Problem description: Collect every line below that contains the word "with".

Record excerpts:
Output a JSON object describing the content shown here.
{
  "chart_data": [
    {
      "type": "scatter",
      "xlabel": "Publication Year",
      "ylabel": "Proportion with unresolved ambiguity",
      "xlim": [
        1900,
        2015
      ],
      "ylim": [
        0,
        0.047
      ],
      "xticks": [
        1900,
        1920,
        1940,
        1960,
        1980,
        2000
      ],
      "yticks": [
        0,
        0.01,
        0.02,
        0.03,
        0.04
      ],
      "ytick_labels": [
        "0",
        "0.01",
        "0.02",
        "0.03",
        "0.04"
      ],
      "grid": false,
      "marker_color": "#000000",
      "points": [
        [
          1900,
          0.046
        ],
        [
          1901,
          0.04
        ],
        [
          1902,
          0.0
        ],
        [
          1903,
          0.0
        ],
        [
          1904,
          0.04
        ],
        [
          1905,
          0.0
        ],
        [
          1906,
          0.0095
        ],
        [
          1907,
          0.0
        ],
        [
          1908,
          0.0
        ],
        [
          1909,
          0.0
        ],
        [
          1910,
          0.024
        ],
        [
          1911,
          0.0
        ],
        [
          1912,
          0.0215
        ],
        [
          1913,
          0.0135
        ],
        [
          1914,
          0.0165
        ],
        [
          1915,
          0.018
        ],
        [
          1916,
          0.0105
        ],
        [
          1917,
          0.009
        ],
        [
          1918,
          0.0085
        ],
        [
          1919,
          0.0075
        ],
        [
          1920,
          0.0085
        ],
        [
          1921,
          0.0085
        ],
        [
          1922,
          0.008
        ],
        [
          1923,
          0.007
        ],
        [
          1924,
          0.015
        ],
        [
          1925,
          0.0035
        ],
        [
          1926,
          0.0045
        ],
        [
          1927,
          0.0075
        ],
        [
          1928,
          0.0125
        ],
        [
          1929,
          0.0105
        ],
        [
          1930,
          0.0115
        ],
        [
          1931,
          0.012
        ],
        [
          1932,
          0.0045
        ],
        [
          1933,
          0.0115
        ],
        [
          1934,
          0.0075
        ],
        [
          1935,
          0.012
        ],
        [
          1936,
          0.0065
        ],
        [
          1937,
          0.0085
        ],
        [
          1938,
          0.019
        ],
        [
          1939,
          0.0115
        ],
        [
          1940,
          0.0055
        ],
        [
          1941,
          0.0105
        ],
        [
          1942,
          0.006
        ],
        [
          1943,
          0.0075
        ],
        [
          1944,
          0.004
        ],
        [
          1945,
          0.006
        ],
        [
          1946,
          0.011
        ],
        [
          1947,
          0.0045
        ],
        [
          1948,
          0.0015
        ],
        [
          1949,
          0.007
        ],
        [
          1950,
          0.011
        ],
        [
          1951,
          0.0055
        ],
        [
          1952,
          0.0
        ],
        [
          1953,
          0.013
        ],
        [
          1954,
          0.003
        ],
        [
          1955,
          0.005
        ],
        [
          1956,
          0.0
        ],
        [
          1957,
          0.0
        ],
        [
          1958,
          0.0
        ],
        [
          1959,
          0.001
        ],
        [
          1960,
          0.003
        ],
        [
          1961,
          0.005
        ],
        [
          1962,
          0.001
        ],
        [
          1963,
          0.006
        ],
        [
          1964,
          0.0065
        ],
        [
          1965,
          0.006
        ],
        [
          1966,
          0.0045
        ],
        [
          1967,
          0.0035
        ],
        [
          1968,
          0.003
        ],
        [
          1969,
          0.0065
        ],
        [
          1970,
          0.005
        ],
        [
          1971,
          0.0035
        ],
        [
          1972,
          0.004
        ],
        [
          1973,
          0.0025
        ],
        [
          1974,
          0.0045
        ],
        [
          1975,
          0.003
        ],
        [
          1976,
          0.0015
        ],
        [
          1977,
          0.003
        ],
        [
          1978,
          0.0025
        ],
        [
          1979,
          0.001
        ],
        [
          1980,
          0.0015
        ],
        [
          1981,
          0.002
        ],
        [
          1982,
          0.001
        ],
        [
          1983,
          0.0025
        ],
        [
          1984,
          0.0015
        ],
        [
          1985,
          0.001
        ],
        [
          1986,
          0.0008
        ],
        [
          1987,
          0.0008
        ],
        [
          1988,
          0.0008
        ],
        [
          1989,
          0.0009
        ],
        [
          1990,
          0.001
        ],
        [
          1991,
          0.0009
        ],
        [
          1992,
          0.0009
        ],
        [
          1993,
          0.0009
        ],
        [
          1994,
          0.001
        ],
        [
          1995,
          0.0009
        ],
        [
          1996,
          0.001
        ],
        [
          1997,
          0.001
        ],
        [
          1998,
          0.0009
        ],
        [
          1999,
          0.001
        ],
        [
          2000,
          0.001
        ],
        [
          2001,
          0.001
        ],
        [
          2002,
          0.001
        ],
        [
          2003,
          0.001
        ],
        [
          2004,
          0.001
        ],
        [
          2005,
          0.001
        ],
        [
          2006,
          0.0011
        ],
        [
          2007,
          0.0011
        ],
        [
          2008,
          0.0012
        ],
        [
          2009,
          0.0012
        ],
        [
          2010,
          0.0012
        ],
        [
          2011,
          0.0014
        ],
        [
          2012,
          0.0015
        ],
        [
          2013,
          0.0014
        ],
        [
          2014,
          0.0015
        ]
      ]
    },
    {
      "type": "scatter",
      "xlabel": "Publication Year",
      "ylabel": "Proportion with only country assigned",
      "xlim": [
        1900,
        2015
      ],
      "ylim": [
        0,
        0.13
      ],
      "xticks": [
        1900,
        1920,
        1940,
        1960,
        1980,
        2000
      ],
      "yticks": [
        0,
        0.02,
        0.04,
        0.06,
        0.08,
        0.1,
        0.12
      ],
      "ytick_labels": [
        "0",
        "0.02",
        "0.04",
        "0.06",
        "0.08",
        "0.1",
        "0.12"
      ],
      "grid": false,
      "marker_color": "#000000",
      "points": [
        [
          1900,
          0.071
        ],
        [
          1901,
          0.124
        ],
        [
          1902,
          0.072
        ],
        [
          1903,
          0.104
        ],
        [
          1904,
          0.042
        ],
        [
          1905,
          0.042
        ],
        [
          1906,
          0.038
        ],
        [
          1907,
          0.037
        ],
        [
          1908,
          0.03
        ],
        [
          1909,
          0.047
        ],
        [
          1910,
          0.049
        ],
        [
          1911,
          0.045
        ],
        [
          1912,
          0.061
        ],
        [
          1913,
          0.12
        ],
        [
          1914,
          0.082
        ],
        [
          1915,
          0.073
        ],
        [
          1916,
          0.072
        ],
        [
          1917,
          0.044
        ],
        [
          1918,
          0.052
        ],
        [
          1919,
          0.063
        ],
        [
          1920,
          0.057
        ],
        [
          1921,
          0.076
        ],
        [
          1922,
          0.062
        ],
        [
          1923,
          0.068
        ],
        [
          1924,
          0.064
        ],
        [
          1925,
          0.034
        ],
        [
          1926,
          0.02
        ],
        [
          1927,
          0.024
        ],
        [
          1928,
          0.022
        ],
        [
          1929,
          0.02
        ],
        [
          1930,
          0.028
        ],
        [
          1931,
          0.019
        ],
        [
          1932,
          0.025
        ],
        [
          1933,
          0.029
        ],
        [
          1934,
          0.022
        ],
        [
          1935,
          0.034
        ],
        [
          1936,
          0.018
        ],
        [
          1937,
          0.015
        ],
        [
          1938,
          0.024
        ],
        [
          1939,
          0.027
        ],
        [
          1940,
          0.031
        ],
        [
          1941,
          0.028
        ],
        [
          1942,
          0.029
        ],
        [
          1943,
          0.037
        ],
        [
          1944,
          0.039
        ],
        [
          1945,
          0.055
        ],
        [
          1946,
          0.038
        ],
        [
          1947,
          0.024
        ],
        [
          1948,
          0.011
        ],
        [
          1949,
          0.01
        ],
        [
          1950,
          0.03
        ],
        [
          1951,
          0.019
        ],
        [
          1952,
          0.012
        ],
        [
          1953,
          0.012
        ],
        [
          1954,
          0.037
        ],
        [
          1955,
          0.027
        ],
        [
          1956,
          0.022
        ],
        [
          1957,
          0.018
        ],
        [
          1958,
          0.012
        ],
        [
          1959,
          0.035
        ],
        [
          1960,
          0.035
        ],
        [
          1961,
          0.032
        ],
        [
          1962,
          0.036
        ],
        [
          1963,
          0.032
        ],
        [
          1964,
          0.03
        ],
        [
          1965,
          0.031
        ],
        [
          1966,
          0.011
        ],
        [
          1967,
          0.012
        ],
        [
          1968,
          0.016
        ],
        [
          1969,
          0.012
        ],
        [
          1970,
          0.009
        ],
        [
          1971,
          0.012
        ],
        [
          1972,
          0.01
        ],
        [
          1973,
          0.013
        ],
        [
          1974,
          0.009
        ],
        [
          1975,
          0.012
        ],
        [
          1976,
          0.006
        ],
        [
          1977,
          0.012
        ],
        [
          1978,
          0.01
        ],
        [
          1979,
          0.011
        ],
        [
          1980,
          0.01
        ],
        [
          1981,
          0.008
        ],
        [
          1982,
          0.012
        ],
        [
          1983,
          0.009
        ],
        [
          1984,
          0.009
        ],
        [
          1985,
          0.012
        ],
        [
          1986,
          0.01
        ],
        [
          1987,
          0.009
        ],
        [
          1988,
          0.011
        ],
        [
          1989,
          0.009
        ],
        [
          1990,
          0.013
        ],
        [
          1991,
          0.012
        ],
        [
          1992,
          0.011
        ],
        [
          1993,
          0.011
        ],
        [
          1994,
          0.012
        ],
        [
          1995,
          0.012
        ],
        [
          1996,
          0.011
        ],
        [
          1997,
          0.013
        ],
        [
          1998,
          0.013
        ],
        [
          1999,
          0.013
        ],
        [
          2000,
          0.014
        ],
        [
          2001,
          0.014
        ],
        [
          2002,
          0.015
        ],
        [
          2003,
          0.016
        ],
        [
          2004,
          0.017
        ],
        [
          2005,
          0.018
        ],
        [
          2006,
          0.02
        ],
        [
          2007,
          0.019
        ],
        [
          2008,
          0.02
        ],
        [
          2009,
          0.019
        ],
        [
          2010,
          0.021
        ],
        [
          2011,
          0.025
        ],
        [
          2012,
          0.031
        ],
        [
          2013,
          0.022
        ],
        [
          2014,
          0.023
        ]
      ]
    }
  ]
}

Completed task:
      "ylabel": "Proportion with unresolved ambiguity",
      "ylabel": "Proportion with only country assigned",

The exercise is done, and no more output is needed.